REQUEST:
Copy out all the lines in the records that include the word "Transcribe".

----- DATASET CONTENT -----

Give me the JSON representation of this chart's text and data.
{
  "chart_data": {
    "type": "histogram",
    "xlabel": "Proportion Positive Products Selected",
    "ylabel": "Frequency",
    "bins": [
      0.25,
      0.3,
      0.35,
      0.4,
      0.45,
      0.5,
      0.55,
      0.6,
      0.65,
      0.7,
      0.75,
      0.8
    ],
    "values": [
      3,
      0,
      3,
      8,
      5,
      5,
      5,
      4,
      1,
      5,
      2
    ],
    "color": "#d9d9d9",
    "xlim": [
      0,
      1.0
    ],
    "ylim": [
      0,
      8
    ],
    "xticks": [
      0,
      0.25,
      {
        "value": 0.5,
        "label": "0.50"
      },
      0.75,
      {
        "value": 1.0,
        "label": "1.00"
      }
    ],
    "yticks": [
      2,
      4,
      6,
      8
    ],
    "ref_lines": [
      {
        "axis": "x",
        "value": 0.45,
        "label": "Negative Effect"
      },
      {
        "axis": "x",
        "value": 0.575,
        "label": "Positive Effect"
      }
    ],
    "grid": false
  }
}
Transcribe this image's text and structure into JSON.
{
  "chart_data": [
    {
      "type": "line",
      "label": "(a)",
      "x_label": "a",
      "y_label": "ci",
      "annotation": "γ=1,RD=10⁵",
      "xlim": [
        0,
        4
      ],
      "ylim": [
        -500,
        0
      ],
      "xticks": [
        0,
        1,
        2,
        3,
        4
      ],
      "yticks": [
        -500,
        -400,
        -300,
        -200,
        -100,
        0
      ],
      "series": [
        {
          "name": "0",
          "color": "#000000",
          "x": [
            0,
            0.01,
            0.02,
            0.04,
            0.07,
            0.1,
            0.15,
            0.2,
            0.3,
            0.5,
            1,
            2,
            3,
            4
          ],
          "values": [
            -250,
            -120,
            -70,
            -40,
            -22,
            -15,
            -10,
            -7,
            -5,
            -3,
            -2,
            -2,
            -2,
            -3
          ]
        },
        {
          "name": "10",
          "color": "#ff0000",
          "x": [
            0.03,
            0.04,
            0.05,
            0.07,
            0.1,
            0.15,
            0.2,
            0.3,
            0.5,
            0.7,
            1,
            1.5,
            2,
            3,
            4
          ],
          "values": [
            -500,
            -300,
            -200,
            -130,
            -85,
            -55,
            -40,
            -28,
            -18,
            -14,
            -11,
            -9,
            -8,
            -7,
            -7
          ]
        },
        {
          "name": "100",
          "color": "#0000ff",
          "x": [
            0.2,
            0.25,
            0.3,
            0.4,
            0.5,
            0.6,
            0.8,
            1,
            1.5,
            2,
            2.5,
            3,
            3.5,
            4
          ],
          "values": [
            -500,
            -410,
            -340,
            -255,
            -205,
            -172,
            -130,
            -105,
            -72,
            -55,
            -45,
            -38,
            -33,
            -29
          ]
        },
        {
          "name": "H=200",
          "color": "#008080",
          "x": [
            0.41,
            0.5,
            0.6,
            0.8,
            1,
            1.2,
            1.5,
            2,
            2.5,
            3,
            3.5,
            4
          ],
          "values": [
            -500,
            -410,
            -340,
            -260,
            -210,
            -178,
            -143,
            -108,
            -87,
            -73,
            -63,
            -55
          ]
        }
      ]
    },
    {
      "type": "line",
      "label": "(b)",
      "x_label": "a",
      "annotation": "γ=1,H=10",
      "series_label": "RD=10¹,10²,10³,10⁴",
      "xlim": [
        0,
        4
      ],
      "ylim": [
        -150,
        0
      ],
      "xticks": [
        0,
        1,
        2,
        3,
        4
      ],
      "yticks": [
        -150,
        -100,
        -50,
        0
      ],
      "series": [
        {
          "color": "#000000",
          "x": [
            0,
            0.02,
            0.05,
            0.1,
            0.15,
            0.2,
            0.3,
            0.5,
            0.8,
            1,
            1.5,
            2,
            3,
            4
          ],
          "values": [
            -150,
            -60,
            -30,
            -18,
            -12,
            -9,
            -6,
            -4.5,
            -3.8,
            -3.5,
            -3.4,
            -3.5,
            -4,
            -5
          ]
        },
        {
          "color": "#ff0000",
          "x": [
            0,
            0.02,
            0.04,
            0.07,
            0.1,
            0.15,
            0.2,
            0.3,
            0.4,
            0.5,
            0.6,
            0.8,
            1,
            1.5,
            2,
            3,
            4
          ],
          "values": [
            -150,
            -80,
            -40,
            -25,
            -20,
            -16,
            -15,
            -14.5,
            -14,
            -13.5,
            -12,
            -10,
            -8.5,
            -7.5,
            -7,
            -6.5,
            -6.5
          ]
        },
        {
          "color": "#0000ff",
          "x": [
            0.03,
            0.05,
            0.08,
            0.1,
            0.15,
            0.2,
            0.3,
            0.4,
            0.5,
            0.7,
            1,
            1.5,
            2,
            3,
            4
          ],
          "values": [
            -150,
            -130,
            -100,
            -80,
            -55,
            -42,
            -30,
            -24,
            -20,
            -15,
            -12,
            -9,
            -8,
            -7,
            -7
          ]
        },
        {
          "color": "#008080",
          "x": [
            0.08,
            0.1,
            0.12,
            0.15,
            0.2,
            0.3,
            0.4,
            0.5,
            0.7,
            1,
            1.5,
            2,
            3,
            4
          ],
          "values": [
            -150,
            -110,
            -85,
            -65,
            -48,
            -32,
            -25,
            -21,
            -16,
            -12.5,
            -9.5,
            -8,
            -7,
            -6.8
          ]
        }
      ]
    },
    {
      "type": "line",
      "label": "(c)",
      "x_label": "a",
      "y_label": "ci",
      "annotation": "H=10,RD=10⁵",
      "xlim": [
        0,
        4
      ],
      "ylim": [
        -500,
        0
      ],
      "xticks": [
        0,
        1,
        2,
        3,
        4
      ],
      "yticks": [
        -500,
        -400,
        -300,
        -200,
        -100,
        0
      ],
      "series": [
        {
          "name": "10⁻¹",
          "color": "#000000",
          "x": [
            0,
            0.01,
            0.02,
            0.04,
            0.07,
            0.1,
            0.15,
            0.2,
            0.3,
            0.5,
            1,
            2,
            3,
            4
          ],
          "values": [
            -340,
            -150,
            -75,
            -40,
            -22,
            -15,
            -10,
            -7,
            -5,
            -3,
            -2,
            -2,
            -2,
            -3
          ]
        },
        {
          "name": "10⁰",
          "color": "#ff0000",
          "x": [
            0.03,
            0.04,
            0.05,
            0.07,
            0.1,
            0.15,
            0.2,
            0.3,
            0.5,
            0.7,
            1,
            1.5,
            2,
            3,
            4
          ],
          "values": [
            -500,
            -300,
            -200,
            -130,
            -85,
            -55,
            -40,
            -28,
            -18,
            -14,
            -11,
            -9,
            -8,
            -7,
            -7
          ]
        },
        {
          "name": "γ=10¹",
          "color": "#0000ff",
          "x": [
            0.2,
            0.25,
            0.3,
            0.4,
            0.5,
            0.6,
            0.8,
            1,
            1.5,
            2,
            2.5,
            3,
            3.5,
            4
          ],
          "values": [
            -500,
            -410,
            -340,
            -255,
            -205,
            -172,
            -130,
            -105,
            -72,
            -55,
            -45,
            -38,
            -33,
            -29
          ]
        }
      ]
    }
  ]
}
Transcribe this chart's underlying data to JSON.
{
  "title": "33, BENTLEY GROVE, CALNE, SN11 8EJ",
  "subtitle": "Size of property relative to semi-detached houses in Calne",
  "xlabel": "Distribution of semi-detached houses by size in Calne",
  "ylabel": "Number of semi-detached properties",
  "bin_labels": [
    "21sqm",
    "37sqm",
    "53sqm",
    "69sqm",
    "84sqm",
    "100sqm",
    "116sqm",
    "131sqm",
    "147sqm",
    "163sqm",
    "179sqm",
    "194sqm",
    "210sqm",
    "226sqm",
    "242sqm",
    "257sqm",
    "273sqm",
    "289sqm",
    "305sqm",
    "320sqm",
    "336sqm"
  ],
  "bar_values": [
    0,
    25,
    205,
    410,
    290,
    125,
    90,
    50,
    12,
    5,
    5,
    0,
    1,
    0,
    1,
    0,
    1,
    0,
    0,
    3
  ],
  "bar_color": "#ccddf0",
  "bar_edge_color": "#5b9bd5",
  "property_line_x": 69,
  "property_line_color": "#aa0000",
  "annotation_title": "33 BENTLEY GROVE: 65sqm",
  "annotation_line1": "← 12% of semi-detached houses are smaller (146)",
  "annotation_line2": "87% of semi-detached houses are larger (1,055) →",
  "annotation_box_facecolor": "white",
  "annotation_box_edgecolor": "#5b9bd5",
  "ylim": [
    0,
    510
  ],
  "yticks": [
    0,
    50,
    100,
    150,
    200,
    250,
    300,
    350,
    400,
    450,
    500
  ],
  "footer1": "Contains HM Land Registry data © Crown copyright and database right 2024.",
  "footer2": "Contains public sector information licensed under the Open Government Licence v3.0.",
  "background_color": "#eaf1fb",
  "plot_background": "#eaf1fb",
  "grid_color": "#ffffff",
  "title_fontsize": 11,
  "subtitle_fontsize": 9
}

-----

TASK RESULT:
Transcribe this image's text and structure into JSON.
Transcribe this chart's underlying data to JSON.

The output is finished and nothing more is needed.